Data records
####
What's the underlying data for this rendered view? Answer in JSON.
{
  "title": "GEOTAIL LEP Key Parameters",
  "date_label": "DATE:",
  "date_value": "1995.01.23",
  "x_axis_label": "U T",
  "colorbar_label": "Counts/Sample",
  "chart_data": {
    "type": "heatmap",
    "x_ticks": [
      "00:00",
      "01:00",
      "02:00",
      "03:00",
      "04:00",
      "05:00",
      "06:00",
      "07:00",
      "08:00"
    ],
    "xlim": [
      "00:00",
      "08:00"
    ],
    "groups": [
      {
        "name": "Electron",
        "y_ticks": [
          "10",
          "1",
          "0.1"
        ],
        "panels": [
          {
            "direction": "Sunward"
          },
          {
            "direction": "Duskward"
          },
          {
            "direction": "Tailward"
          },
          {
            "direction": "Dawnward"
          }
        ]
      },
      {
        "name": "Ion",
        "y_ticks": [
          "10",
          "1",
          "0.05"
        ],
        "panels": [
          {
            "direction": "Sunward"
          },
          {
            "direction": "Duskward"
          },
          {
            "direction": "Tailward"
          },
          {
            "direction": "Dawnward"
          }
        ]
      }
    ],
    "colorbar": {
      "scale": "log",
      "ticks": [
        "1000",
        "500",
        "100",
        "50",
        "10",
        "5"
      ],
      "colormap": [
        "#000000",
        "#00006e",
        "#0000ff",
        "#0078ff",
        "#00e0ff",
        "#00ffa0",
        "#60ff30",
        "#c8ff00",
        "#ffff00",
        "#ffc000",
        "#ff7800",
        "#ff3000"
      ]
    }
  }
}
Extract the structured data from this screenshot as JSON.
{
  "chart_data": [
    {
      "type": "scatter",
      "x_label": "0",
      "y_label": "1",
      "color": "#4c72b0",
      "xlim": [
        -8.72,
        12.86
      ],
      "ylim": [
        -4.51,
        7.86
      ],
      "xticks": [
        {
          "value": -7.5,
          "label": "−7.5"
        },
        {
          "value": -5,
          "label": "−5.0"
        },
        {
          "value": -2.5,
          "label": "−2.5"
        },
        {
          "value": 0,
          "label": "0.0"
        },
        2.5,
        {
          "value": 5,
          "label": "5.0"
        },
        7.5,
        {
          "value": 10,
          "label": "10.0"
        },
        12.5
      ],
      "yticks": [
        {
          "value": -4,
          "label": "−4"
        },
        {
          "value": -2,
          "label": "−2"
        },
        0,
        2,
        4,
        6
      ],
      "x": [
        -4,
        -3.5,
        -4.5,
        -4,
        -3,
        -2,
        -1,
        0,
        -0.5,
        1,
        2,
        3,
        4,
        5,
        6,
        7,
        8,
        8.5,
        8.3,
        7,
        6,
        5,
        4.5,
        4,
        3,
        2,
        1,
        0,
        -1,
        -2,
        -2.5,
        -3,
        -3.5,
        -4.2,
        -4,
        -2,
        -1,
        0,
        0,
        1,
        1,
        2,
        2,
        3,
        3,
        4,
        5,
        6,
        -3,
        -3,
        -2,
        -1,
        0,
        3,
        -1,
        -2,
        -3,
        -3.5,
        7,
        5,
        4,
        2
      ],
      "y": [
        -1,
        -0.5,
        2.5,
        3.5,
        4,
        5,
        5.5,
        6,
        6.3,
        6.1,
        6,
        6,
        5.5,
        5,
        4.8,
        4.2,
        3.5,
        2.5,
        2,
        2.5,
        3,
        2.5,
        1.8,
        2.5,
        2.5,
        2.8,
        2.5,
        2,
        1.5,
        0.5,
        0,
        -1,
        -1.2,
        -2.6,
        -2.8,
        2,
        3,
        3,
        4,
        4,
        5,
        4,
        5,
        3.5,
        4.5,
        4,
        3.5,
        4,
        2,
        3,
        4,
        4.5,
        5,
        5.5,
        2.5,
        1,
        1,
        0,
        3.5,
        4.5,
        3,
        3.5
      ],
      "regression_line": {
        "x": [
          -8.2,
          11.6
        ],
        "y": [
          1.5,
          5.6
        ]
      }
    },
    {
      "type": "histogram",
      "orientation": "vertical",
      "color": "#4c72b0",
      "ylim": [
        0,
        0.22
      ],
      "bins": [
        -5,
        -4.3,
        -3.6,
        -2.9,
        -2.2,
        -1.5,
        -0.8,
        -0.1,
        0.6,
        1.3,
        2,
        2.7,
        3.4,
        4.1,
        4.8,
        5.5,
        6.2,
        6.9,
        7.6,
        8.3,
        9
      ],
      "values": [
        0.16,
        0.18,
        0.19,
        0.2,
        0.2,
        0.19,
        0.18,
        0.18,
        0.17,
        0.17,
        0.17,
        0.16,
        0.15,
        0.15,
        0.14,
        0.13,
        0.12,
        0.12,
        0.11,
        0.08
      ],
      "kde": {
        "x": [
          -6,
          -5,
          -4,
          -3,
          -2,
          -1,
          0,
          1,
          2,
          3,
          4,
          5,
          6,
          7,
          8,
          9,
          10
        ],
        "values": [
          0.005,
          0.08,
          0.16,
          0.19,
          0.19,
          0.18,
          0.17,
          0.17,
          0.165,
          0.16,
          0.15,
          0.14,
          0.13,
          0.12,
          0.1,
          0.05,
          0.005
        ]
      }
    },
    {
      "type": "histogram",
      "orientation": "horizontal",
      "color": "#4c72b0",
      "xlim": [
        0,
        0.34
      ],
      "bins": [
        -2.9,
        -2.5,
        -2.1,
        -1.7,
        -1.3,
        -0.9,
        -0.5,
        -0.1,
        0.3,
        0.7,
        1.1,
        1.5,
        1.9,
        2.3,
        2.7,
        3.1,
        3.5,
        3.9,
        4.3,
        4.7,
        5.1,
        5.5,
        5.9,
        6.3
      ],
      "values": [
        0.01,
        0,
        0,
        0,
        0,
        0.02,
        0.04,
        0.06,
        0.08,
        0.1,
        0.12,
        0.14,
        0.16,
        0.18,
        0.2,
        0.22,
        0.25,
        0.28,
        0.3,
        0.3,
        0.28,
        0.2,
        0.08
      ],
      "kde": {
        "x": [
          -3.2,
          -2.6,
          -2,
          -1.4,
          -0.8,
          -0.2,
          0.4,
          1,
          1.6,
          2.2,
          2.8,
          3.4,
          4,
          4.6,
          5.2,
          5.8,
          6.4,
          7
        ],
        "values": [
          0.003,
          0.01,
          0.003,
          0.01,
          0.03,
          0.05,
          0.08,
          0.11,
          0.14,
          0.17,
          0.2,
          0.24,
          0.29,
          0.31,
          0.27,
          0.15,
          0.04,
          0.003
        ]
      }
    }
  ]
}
####
» BRIEF: Where a line above holds the string "JSON", show that line.

» OUTPUT:
What's the underlying data for this rendered view? Answer in JSON.
Extract the structured data from this screenshot as JSON.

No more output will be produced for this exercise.